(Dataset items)
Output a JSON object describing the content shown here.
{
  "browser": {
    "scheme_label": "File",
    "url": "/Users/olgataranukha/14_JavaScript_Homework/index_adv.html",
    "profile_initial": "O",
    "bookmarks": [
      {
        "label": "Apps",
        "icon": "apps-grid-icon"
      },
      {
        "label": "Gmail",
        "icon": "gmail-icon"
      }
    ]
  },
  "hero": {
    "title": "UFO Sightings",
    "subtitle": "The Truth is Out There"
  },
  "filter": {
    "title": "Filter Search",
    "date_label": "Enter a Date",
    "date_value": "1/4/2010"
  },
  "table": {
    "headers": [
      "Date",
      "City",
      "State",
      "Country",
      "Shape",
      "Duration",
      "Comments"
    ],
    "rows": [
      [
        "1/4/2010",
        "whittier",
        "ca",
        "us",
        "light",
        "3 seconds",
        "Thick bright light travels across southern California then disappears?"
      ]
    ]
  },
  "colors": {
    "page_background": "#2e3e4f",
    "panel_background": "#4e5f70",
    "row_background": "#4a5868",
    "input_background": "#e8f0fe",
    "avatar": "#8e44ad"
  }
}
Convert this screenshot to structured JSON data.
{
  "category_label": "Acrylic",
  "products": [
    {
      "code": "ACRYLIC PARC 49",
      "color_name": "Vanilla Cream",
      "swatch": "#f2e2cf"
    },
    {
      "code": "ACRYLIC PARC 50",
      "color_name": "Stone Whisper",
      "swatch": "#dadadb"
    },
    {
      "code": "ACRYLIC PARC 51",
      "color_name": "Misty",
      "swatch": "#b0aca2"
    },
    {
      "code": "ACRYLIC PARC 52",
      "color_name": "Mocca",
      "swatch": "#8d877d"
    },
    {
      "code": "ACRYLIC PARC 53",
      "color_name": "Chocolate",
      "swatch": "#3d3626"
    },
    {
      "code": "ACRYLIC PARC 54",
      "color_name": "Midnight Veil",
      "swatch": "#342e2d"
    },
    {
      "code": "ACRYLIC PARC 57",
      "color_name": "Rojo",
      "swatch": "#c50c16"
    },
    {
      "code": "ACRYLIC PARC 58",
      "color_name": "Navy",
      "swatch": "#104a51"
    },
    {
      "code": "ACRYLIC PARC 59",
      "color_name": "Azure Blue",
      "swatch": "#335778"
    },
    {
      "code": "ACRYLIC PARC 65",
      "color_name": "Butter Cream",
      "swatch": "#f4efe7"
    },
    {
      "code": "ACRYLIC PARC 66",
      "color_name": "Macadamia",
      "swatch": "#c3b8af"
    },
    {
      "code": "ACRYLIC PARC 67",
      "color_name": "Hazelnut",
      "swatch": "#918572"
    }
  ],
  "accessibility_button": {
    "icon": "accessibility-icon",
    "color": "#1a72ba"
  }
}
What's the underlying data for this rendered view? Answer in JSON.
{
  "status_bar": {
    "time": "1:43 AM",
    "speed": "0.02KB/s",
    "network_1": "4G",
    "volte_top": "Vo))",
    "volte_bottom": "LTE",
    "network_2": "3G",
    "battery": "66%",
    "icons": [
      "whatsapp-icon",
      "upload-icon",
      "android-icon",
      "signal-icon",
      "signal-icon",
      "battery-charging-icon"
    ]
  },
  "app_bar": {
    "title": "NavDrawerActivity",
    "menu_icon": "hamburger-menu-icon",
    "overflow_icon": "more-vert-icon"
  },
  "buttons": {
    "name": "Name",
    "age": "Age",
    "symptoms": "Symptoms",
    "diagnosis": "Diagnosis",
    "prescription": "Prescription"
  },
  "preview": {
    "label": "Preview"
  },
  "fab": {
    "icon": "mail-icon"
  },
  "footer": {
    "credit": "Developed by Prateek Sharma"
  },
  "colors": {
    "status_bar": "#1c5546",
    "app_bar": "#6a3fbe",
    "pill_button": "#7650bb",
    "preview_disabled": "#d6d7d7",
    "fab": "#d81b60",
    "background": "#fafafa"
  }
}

* _Task directions_:
Your task is to transcribe the listing above in full, exactly as given.

* _Answer_:
Output a JSON object describing the content shown here.
{
  "browser": {
    "scheme_label": "File",
    "url": "/Users/olgataranukha/14_JavaScript_Homework/index_adv.html",
    "profile_initial": "O",
    "bookmarks": [
      {
        "label": "Apps",
        "icon": "apps-grid-icon"
      },
      {
        "label": "Gmail",
        "icon": "gmail-icon"
      }
    ]
  },
  "hero": {
    "title": "UFO Sightings",
    "subtitle": "The Truth is Out There"
  },
  "filter": {
    "title": "Filter Search",
    "date_label": "Enter a Date",
    "date_value": "1/4/2010"
  },
  "table": {
    "headers": [
      "Date",
      "City",
      "State",
      "Country",
      "Shape",
      "Duration",
      "Comments"
    ],
    "rows": [
      [
        "1/4/2010",
        "whittier",
        "ca",
        "us",
        "light",
        "3 seconds",
        "Thick bright light travels across southern California then disappears?"
      ]
    ]
  },
  "colors": {
    "page_background": "#2e3e4f",
    "panel_background": "#4e5f70",
    "row_background": "#4a5868",
    "input_background": "#e8f0fe",
    "avatar": "#8e44ad"
  }
}
Convert this screenshot to structured JSON data.
{
  "category_label": "Acrylic",
  "products": [
    {
      "code": "ACRYLIC PARC 49",
      "color_name": "Vanilla Cream",
      "swatch": "#f2e2cf"
    },
    {
      "code": "ACRYLIC PARC 50",
      "color_name": "Stone Whisper",
      "swatch": "#dadadb"
    },
    {
      "code": "ACRYLIC PARC 51",
      "color_name": "Misty",
      "swatch": "#b0aca2"
    },
    {
      "code": "ACRYLIC PARC 52",
      "color_name": "Mocca",
      "swatch": "#8d877d"
    },
    {
      "code": "ACRYLIC PARC 53",
      "color_name": "Chocolate",
      "swatch": "#3d3626"
    },
    {
      "code": "ACRYLIC PARC 54",
      "color_name": "Midnight Veil",
      "swatch": "#342e2d"
    },
    {
      "code": "ACRYLIC PARC 57",
      "color_name": "Rojo",
      "swatch": "#c50c16"
    },
    {
      "code": "ACRYLIC PARC 58",
      "color_name": "Navy",
      "swatch": "#104a51"
    },
    {
      "code": "ACRYLIC PARC 59",
      "color_name": "Azure Blue",
      "swatch": "#335778"
    },
    {
      "code": "ACRYLIC PARC 65",
      "color_name": "Butter Cream",
      "swatch": "#f4efe7"
    },
    {
      "code": "ACRYLIC PARC 66",
      "color_name": "Macadamia",
      "swatch": "#c3b8af"
    },
    {
      "code": "ACRYLIC PARC 67",
      "color_name": "Hazelnut",
      "swatch": "#918572"
    }
  ],
  "accessibility_button": {
    "icon": "accessibility-icon",
    "color": "#1a72ba"
  }
}
What's the underlying data for this rendered view? Answer in JSON.
{
  "status_bar": {
    "time": "1:43 AM",
    "speed": "0.02KB/s",
    "network_1": "4G",
    "volte_top": "Vo))",
    "volte_bottom": "LTE",
    "network_2": "3G",
    "battery": "66%",
    "icons": [
      "whatsapp-icon",
      "upload-icon",
      "android-icon",
      "signal-icon",
      "signal-icon",
      "battery-charging-icon"
    ]
  },
  "app_bar": {
    "title": "NavDrawerActivity",
    "menu_icon": "hamburger-menu-icon",
    "overflow_icon": "more-vert-icon"
  },
  "buttons": {
    "name": "Name",
    "age": "Age",
    "symptoms": "Symptoms",
    "diagnosis": "Diagnosis",
    "prescription": "Prescription"
  },
  "preview": {
    "label": "Preview"
  },
  "fab": {
    "icon": "mail-icon"
  },
  "footer": {
    "credit": "Developed by Prateek Sharma"
  },
  "colors": {
    "status_bar": "#1c5546",
    "app_bar": "#6a3fbe",
    "pill_button": "#7650bb",
    "preview_disabled": "#d6d7d7",
    "fab": "#d81b60",
    "background": "#fafafa"
  }
}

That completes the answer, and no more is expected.